→ AIM OF THE EXERCISE
Scan the entries below and extract each line with the word "Show" in it.
::: PROVIDED ENTRIES
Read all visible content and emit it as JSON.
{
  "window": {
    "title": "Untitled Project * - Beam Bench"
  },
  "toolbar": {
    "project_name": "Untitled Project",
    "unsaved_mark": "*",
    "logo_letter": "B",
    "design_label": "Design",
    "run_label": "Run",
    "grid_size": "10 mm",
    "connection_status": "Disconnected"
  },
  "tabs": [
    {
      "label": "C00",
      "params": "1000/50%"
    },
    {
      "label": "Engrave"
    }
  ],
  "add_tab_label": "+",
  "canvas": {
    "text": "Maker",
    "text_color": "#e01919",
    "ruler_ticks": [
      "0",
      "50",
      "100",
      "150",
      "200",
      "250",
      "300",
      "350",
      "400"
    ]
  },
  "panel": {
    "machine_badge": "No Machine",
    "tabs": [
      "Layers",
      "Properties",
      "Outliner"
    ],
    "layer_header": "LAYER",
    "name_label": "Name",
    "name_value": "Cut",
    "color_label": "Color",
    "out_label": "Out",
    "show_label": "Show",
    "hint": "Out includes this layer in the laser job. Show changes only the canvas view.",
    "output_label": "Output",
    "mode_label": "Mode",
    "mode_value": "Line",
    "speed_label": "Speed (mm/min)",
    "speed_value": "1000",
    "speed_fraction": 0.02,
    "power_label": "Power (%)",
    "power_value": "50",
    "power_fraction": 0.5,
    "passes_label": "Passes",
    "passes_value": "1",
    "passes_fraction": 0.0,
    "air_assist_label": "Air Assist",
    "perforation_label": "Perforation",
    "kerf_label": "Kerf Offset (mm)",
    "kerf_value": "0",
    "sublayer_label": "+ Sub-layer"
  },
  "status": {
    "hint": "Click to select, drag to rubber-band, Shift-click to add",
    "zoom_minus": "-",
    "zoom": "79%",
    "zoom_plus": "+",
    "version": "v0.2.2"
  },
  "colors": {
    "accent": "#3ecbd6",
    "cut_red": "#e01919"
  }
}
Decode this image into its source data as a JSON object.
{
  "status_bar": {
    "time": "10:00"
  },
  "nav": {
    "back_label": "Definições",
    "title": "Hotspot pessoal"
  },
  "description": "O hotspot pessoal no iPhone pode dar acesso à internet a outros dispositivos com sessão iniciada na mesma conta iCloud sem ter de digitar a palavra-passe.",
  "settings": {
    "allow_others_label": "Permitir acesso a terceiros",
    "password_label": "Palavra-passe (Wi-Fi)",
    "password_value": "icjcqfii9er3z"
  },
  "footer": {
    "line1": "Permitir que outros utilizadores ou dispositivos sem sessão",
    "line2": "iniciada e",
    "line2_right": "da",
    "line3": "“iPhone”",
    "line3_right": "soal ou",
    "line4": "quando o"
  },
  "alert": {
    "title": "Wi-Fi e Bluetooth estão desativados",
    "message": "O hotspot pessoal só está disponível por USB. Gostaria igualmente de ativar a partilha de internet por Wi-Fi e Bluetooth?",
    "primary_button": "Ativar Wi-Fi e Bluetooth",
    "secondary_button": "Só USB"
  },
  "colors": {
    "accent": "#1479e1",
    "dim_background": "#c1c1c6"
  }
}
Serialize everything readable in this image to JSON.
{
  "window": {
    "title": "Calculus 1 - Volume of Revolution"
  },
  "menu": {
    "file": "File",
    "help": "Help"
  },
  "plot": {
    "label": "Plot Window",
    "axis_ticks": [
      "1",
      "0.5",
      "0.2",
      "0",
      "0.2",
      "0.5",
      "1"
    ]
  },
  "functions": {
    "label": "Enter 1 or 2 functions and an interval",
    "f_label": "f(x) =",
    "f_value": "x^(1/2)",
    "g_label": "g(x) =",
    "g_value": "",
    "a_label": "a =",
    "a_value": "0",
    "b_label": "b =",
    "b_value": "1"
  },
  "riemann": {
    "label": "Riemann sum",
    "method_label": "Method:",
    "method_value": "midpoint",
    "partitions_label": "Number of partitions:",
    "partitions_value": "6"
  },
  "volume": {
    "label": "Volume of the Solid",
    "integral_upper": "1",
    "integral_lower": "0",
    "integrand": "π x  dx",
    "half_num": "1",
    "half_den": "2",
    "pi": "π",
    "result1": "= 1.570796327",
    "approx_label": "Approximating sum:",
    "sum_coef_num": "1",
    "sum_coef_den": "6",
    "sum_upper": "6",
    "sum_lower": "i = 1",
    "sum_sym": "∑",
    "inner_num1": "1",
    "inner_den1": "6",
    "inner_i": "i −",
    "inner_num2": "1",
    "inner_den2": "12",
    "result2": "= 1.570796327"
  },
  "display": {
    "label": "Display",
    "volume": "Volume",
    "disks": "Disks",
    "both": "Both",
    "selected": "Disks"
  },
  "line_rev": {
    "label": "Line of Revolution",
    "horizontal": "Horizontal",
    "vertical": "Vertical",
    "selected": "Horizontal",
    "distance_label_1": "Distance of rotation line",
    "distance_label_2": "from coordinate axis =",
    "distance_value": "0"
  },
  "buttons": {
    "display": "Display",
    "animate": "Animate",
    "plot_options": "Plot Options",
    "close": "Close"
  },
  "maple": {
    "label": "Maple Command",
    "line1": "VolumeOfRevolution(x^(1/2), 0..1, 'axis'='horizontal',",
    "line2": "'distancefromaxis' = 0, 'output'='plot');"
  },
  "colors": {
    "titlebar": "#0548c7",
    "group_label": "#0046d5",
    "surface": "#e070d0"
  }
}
::::::
→ ANSWER TO THE EXERCISE
    "show_label": "Show",
    "hint": "Out includes this layer in the laser job. Show changes only the canvas view.",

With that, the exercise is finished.